▶ **Task**
Gather the lines below that include the string "JSON", copying each in full.

▶ **Recorded data**
::::::

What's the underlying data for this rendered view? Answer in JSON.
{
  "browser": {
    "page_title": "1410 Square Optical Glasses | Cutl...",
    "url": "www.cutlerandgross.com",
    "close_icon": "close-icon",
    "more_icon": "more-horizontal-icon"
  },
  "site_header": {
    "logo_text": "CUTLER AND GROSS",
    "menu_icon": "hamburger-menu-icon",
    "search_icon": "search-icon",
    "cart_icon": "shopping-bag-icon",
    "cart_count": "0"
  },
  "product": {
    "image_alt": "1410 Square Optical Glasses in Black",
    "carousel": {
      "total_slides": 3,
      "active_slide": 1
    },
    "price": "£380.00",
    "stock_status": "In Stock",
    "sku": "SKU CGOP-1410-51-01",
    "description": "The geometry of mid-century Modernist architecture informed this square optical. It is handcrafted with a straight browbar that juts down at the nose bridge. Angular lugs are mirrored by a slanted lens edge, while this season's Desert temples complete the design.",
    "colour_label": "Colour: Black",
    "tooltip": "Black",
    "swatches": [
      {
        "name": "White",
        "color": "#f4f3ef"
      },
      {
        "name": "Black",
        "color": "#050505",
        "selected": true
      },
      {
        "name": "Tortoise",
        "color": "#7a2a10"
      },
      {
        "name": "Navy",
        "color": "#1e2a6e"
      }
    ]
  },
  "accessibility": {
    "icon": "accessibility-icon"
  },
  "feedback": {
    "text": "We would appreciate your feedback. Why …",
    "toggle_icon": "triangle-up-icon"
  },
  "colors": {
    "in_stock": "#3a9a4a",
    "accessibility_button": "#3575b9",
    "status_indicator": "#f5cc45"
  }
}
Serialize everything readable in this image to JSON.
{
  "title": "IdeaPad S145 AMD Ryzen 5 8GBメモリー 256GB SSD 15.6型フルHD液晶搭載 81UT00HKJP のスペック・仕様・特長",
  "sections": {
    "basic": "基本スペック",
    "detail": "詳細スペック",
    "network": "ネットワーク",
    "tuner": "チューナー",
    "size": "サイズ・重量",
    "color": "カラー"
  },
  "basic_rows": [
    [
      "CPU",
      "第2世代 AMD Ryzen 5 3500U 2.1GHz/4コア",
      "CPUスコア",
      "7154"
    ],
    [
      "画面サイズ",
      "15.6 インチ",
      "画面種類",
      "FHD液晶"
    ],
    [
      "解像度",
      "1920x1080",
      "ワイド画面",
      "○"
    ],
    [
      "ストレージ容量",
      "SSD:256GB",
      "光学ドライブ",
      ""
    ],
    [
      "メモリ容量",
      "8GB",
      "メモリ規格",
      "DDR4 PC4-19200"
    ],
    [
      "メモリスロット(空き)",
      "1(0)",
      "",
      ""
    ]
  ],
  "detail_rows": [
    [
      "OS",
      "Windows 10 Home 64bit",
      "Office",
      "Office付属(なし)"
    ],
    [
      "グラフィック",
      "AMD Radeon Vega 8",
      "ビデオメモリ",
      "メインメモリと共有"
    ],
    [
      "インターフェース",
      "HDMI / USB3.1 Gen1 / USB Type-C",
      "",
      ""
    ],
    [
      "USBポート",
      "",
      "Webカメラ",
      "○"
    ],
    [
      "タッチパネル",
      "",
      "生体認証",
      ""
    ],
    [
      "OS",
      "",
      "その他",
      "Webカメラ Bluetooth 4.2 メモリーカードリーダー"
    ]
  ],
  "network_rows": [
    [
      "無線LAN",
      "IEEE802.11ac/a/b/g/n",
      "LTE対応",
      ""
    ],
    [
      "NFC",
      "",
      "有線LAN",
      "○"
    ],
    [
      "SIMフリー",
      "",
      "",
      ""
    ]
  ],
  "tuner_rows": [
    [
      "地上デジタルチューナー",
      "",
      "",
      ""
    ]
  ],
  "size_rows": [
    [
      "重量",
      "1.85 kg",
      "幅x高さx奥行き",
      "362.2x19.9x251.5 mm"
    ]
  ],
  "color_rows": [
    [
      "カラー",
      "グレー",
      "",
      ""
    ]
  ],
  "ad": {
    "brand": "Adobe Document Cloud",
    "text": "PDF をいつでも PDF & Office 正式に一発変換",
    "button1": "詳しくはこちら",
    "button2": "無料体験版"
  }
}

::::::

▶ **Exercise result**
What's the underlying data for this rendered view? Answer in JSON.
Serialize everything readable in this image to JSON.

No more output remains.